— begin Record set —

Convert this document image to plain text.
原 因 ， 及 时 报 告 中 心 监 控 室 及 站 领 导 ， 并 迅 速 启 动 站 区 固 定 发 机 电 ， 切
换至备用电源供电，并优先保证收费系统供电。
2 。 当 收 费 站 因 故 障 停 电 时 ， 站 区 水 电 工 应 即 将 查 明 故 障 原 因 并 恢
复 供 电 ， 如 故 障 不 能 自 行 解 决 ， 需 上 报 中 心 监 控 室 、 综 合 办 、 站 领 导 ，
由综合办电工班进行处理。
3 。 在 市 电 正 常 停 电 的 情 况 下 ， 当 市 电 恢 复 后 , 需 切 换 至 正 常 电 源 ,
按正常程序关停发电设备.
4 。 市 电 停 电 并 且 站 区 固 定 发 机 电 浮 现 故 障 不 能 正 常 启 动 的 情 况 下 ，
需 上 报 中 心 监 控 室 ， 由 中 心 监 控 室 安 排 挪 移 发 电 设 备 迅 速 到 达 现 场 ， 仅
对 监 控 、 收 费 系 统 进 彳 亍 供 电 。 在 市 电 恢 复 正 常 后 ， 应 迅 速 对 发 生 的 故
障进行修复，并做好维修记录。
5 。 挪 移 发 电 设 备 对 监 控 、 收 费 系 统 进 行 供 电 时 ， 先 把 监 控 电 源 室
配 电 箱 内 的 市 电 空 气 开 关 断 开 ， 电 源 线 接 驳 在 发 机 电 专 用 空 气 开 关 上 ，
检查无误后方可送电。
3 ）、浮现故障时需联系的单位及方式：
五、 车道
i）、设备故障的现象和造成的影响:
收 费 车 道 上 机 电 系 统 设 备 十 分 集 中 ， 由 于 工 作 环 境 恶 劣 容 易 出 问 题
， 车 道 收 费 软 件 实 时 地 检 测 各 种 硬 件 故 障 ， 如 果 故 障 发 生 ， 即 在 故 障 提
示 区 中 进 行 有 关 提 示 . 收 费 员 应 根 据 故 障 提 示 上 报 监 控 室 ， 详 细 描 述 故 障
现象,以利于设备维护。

— end Record set —

● Set task: Repeat the records above exactly as they appear.

● Solution:
Convert this document image to plain text.
原 因 ， 及 时 报 告 中 心 监 控 室 及 站 领 导 ， 并 迅 速 启 动 站 区 固 定 发 机 电 ， 切
换至备用电源供电，并优先保证收费系统供电。
2 。 当 收 费 站 因 故 障 停 电 时 ， 站 区 水 电 工 应 即 将 查 明 故 障 原 因 并 恢
复 供 电 ， 如 故 障 不 能 自 行 解 决 ， 需 上 报 中 心 监 控 室 、 综 合 办 、 站 领 导 ，
由综合办电工班进行处理。
3 。 在 市 电 正 常 停 电 的 情 况 下 ， 当 市 电 恢 复 后 , 需 切 换 至 正 常 电 源 ,
按正常程序关停发电设备.
4 。 市 电 停 电 并 且 站 区 固 定 发 机 电 浮 现 故 障 不 能 正 常 启 动 的 情 况 下 ，
需 上 报 中 心 监 控 室 ， 由 中 心 监 控 室 安 排 挪 移 发 电 设 备 迅 速 到 达 现 场 ， 仅
对 监 控 、 收 费 系 统 进 彳 亍 供 电 。 在 市 电 恢 复 正 常 后 ， 应 迅 速 对 发 生 的 故
障进行修复，并做好维修记录。
5 。 挪 移 发 电 设 备 对 监 控 、 收 费 系 统 进 行 供 电 时 ， 先 把 监 控 电 源 室
配 电 箱 内 的 市 电 空 气 开 关 断 开 ， 电 源 线 接 驳 在 发 机 电 专 用 空 气 开 关 上 ，
检查无误后方可送电。
3 ）、浮现故障时需联系的单位及方式：
五、 车道
i）、设备故障的现象和造成的影响:
收 费 车 道 上 机 电 系 统 设 备 十 分 集 中 ， 由 于 工 作 环 境 恶 劣 容 易 出 问 题
， 车 道 收 费 软 件 实 时 地 检 测 各 种 硬 件 故 障 ， 如 果 故 障 发 生 ， 即 在 故 障 提
示 区 中 进 行 有 关 提 示 . 收 费 员 应 根 据 故 障 提 示 上 报 监 控 室 ， 详 细 描 述 故 障
现象,以利于设备维护。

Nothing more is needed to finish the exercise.